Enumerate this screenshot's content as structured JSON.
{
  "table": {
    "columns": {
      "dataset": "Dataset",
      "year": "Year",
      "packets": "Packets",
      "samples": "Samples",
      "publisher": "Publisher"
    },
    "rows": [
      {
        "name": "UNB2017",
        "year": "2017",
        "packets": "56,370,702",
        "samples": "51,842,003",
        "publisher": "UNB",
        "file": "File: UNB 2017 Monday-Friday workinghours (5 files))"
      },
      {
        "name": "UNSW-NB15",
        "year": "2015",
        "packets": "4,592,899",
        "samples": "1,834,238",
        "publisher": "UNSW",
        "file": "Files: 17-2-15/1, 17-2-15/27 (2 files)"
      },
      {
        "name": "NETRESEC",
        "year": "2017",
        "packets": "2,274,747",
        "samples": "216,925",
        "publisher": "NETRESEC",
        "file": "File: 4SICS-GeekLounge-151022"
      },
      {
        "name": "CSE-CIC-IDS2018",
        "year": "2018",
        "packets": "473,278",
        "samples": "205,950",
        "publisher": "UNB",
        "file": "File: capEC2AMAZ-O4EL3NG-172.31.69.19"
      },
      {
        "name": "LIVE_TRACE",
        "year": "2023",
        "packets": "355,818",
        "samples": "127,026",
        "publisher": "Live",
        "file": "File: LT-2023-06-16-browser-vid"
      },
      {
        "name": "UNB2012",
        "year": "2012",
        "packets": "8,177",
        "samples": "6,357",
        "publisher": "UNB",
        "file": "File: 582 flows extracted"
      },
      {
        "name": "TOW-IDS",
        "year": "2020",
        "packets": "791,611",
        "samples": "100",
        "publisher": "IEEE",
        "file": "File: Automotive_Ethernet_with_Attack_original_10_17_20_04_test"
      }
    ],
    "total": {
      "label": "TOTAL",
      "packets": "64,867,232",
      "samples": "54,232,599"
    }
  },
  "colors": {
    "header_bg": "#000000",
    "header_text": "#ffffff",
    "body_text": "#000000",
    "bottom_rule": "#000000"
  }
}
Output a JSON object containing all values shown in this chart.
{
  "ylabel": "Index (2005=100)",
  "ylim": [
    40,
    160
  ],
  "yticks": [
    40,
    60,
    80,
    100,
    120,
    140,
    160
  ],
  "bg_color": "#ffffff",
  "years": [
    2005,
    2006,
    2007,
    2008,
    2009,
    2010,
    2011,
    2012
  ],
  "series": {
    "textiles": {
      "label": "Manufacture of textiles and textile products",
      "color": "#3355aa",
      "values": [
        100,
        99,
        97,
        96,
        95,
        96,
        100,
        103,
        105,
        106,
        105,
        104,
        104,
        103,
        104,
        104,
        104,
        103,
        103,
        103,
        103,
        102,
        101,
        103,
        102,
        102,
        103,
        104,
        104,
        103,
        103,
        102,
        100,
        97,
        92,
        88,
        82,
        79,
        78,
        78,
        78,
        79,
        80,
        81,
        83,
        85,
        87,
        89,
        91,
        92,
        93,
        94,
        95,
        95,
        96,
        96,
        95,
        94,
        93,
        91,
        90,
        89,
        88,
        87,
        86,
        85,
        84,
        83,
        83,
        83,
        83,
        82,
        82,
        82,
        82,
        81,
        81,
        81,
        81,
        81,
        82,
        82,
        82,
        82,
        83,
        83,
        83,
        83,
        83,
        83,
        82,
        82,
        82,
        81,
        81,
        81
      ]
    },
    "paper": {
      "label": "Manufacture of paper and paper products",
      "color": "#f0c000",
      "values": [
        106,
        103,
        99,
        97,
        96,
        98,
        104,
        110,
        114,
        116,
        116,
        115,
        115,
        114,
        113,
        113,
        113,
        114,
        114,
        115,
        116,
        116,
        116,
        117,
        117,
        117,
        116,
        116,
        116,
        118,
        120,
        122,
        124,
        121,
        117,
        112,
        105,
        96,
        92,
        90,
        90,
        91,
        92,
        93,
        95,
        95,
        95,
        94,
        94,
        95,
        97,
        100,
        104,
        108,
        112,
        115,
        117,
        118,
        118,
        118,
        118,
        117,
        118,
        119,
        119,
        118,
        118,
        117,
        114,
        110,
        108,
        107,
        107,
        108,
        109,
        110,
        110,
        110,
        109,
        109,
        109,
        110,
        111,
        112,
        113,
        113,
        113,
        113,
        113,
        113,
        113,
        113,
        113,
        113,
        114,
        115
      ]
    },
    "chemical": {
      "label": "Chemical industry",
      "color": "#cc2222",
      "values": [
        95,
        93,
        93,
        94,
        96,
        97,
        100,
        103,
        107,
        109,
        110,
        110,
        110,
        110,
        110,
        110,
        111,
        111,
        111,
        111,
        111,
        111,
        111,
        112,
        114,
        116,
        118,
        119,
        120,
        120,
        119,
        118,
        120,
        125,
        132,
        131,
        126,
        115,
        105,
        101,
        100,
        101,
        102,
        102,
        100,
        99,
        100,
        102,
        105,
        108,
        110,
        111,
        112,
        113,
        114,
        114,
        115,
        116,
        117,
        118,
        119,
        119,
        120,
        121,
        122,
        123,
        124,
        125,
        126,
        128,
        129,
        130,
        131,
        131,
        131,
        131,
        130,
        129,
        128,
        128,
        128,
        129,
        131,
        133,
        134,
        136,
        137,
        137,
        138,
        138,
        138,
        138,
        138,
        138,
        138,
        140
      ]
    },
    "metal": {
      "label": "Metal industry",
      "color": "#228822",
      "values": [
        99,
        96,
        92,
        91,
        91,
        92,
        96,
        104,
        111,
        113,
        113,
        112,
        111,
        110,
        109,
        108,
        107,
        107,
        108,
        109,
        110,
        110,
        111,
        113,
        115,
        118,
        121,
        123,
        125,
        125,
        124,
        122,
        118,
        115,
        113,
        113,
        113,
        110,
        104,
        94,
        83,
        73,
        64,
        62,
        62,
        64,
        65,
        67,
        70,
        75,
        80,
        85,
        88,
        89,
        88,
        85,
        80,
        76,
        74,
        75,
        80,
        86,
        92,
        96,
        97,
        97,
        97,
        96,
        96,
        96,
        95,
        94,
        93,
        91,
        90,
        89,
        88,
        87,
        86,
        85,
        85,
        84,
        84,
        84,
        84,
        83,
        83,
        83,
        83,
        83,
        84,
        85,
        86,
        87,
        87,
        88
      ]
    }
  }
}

****************

• Problem description
Every line above should be printed again exactly as it stands.

• Written answer
Enumerate this screenshot's content as structured JSON.
{
  "table": {
    "columns": {
      "dataset": "Dataset",
      "year": "Year",
      "packets": "Packets",
      "samples": "Samples",
      "publisher": "Publisher"
    },
    "rows": [
      {
        "name": "UNB2017",
        "year": "2017",
        "packets": "56,370,702",
        "samples": "51,842,003",
        "publisher": "UNB",
        "file": "File: UNB 2017 Monday-Friday workinghours (5 files))"
      },
      {
        "name": "UNSW-NB15",
        "year": "2015",
        "packets": "4,592,899",
        "samples": "1,834,238",
        "publisher": "UNSW",
        "file": "Files: 17-2-15/1, 17-2-15/27 (2 files)"
      },
      {
        "name": "NETRESEC",
        "year": "2017",
        "packets": "2,274,747",
        "samples": "216,925",
        "publisher": "NETRESEC",
        "file": "File: 4SICS-GeekLounge-151022"
      },
      {
        "name": "CSE-CIC-IDS2018",
        "year": "2018",
        "packets": "473,278",
        "samples": "205,950",
        "publisher": "UNB",
        "file": "File: capEC2AMAZ-O4EL3NG-172.31.69.19"
      },
      {
        "name": "LIVE_TRACE",
        "year": "2023",
        "packets": "355,818",
        "samples": "127,026",
        "publisher": "Live",
        "file": "File: LT-2023-06-16-browser-vid"
      },
      {
        "name": "UNB2012",
        "year": "2012",
        "packets": "8,177",
        "samples": "6,357",
        "publisher": "UNB",
        "file": "File: 582 flows extracted"
      },
      {
        "name": "TOW-IDS",
        "year": "2020",
        "packets": "791,611",
        "samples": "100",
        "publisher": "IEEE",
        "file": "File: Automotive_Ethernet_with_Attack_original_10_17_20_04_test"
      }
    ],
    "total": {
      "label": "TOTAL",
      "packets": "64,867,232",
      "samples": "54,232,599"
    }
  },
  "colors": {
    "header_bg": "#000000",
    "header_text": "#ffffff",
    "body_text": "#000000",
    "bottom_rule": "#000000"
  }
}
Output a JSON object containing all values shown in this chart.
{
  "ylabel": "Index (2005=100)",
  "ylim": [
    40,
    160
  ],
  "yticks": [
    40,
    60,
    80,
    100,
    120,
    140,
    160
  ],
  "bg_color": "#ffffff",
  "years": [
    2005,
    2006,
    2007,
    2008,
    2009,
    2010,
    2011,
    2012
  ],
  "series": {
    "textiles": {
      "label": "Manufacture of textiles and textile products",
      "color": "#3355aa",
      "values": [
        100,
        99,
        97,
        96,
        95,
        96,
        100,
        103,
        105,
        106,
        105,
        104,
        104,
        103,
        104,
        104,
        104,
        103,
        103,
        103,
        103,
        102,
        101,
        103,
        102,
        102,
        103,
        104,
        104,
        103,
        103,
        102,
        100,
        97,
        92,
        88,
        82,
        79,
        78,
        78,
        78,
        79,
        80,
        81,
        83,
        85,
        87,
        89,
        91,
        92,
        93,
        94,
        95,
        95,
        96,
        96,
        95,
        94,
        93,
        91,
        90,
        89,
        88,
        87,
        86,
        85,
        84,
        83,
        83,
        83,
        83,
        82,
        82,
        82,
        82,
        81,
        81,
        81,
        81,
        81,
        82,
        82,
        82,
        82,
        83,
        83,
        83,
        83,
        83,
        83,
        82,
        82,
        82,
        81,
        81,
        81
      ]
    },
    "paper": {
      "label": "Manufacture of paper and paper products",
      "color": "#f0c000",
      "values": [
        106,
        103,
        99,
        97,
        96,
        98,
        104,
        110,
        114,
        116,
        116,
        115,
        115,
        114,
        113,
        113,
        113,
        114,
        114,
        115,
        116,
        116,
        116,
        117,
        117,
        117,
        116,
        116,
        116,
        118,
        120,
        122,
        124,
        121,
        117,
        112,
        105,
        96,
        92,
        90,
        90,
        91,
        92,
        93,
        95,
        95,
        95,
        94,
        94,
        95,
        97,
        100,
        104,
        108,
        112,
        115,
        117,
        118,
        118,
        118,
        118,
        117,
        118,
        119,
        119,
        118,
        118,
        117,
        114,
        110,
        108,
        107,
        107,
        108,
        109,
        110,
        110,
        110,
        109,
        109,
        109,
        110,
        111,
        112,
        113,
        113,
        113,
        113,
        113,
        113,
        113,
        113,
        113,
        113,
        114,
        115
      ]
    },
    "chemical": {
      "label": "Chemical industry",
      "color": "#cc2222",
      "values": [
        95,
        93,
        93,
        94,
        96,
        97,
        100,
        103,
        107,
        109,
        110,
        110,
        110,
        110,
        110,
        110,
        111,
        111,
        111,
        111,
        111,
        111,
        111,
        112,
        114,
        116,
        118,
        119,
        120,
        120,
        119,
        118,
        120,
        125,
        132,
        131,
        126,
        115,
        105,
        101,
        100,
        101,
        102,
        102,
        100,
        99,
        100,
        102,
        105,
        108,
        110,
        111,
        112,
        113,
        114,
        114,
        115,
        116,
        117,
        118,
        119,
        119,
        120,
        121,
        122,
        123,
        124,
        125,
        126,
        128,
        129,
        130,
        131,
        131,
        131,
        131,
        130,
        129,
        128,
        128,
        128,
        129,
        131,
        133,
        134,
        136,
        137,
        137,
        138,
        138,
        138,
        138,
        138,
        138,
        138,
        140
      ]
    },
    "metal": {
      "label": "Metal industry",
      "color": "#228822",
      "values": [
        99,
        96,
        92,
        91,
        91,
        92,
        96,
        104,
        111,
        113,
        113,
        112,
        111,
        110,
        109,
        108,
        107,
        107,
        108,
        109,
        110,
        110,
        111,
        113,
        115,
        118,
        121,
        123,
        125,
        125,
        124,
        122,
        118,
        115,
        113,
        113,
        113,
        110,
        104,
        94,
        83,
        73,
        64,
        62,
        62,
        64,
        65,
        67,
        70,
        75,
        80,
        85,
        88,
        89,
        88,
        85,
        80,
        76,
        74,
        75,
        80,
        86,
        92,
        96,
        97,
        97,
        97,
        96,
        96,
        96,
        95,
        94,
        93,
        91,
        90,
        89,
        88,
        87,
        86,
        85,
        85,
        84,
        84,
        84,
        84,
        83,
        83,
        83,
        83,
        83,
        84,
        85,
        86,
        87,
        87,
        88
      ]
    }
  }
}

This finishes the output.